● **WORK TO COMPLETE**
Quote the whole listing exactly. Leave the pictures out of your copy.

● **DATA ENTRIES**
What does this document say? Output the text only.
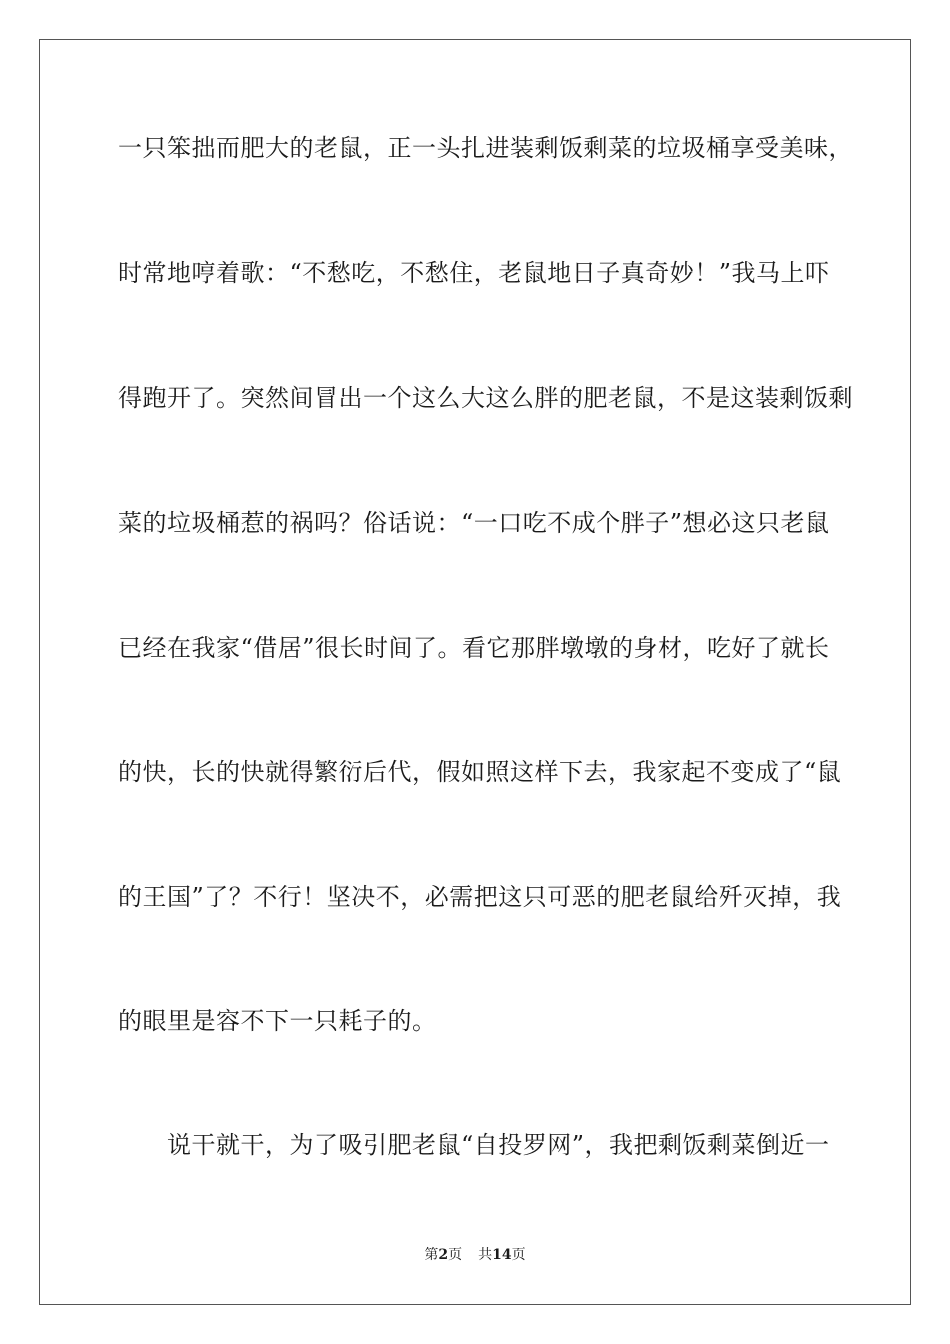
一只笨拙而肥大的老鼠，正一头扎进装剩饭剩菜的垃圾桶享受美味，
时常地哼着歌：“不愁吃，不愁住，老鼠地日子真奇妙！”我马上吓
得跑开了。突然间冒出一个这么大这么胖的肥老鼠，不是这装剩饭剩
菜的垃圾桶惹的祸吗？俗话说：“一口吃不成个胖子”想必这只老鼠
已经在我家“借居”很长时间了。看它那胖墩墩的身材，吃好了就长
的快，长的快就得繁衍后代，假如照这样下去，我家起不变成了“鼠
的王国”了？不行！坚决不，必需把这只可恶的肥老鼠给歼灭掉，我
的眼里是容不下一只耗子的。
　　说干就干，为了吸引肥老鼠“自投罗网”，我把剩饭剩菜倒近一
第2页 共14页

● **SOLUTION FOR THIS PROBLEM**
What does this document say? Output the text only.
一只笨拙而肥大的老鼠，正一头扎进装剩饭剩菜的垃圾桶享受美味，
时常地哼着歌：“不愁吃，不愁住，老鼠地日子真奇妙！”我马上吓
得跑开了。突然间冒出一个这么大这么胖的肥老鼠，不是这装剩饭剩
菜的垃圾桶惹的祸吗？俗话说：“一口吃不成个胖子”想必这只老鼠
已经在我家“借居”很长时间了。看它那胖墩墩的身材，吃好了就长
的快，长的快就得繁衍后代，假如照这样下去，我家起不变成了“鼠
的王国”了？不行！坚决不，必需把这只可恶的肥老鼠给歼灭掉，我
的眼里是容不下一只耗子的。
　　说干就干，为了吸引肥老鼠“自投罗网”，我把剩饭剩菜倒近一
第2页 共14页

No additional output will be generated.